** start of DATA TO PROCESS **
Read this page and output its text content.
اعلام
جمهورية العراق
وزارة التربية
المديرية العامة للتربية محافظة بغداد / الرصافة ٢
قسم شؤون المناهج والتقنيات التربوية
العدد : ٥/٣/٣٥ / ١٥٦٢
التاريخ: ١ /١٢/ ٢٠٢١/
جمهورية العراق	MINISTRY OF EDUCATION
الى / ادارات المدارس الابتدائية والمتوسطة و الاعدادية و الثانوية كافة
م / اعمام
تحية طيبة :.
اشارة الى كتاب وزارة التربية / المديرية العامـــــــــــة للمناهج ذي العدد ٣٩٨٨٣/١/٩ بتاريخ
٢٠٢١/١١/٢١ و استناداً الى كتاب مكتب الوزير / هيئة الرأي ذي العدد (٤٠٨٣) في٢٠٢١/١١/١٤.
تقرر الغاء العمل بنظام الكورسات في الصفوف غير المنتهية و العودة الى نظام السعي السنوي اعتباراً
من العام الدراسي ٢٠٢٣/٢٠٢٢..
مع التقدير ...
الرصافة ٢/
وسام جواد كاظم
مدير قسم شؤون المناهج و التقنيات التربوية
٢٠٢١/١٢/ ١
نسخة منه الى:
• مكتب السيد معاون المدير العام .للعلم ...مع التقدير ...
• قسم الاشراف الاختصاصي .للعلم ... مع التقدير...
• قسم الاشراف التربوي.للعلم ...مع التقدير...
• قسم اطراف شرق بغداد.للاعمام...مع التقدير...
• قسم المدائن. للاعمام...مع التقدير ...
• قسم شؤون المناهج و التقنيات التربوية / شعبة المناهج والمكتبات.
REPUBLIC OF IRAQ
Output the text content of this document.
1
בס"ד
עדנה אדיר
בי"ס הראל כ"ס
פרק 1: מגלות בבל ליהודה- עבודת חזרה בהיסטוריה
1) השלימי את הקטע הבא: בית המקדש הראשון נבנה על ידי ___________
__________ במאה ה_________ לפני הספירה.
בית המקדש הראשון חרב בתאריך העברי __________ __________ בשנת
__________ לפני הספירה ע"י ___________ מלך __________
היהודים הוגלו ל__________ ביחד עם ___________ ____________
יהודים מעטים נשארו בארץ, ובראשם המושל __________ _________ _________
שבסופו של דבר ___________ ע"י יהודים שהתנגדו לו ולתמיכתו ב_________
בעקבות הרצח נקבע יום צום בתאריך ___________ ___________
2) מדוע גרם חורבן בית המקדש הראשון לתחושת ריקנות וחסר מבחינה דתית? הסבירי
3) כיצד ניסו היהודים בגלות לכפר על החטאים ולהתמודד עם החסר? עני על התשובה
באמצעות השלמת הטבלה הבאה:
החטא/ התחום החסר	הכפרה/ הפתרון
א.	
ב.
** end of DATA TO PROCESS **
• WRITTEN INSTRUCTION:
Quote each line of the listing above exactly.

• SOLUTION TO THIS TASK:
Read this page and output its text content.
اعلام
جمهورية العراق
وزارة التربية
المديرية العامة للتربية محافظة بغداد / الرصافة ٢
قسم شؤون المناهج والتقنيات التربوية
العدد : ٥/٣/٣٥ / ١٥٦٢
التاريخ: ١ /١٢/ ٢٠٢١/
جمهورية العراق	MINISTRY OF EDUCATION
الى / ادارات المدارس الابتدائية والمتوسطة و الاعدادية و الثانوية كافة
م / اعمام
تحية طيبة :.
اشارة الى كتاب وزارة التربية / المديرية العامـــــــــــة للمناهج ذي العدد ٣٩٨٨٣/١/٩ بتاريخ
٢٠٢١/١١/٢١ و استناداً الى كتاب مكتب الوزير / هيئة الرأي ذي العدد (٤٠٨٣) في٢٠٢١/١١/١٤.
تقرر الغاء العمل بنظام الكورسات في الصفوف غير المنتهية و العودة الى نظام السعي السنوي اعتباراً
من العام الدراسي ٢٠٢٣/٢٠٢٢..
مع التقدير ...
الرصافة ٢/
وسام جواد كاظم
مدير قسم شؤون المناهج و التقنيات التربوية
٢٠٢١/١٢/ ١
نسخة منه الى:
• مكتب السيد معاون المدير العام .للعلم ...مع التقدير ...
• قسم الاشراف الاختصاصي .للعلم ... مع التقدير...
• قسم الاشراف التربوي.للعلم ...مع التقدير...
• قسم اطراف شرق بغداد.للاعمام...مع التقدير...
• قسم المدائن. للاعمام...مع التقدير ...
• قسم شؤون المناهج و التقنيات التربوية / شعبة المناهج والمكتبات.
REPUBLIC OF IRAQ
Output the text content of this document.
1
בס"ד
עדנה אדיר
בי"ס הראל כ"ס
פרק 1: מגלות בבל ליהודה- עבודת חזרה בהיסטוריה
1) השלימי את הקטע הבא: בית המקדש הראשון נבנה על ידי ___________
__________ במאה ה_________ לפני הספירה.
בית המקדש הראשון חרב בתאריך העברי __________ __________ בשנת
__________ לפני הספירה ע"י ___________ מלך __________
היהודים הוגלו ל__________ ביחד עם ___________ ____________
יהודים מעטים נשארו בארץ, ובראשם המושל __________ _________ _________
שבסופו של דבר ___________ ע"י יהודים שהתנגדו לו ולתמיכתו ב_________
בעקבות הרצח נקבע יום צום בתאריך ___________ ___________
2) מדוע גרם חורבן בית המקדש הראשון לתחושת ריקנות וחסר מבחינה דתית? הסבירי
3) כיצד ניסו היהודים בגלות לכפר על החטאים ולהתמודד עם החסר? עני על התשובה
באמצעות השלמת הטבלה הבאה:
החטא/ התחום החסר	הכפרה/ הפתרון
א.	
ב.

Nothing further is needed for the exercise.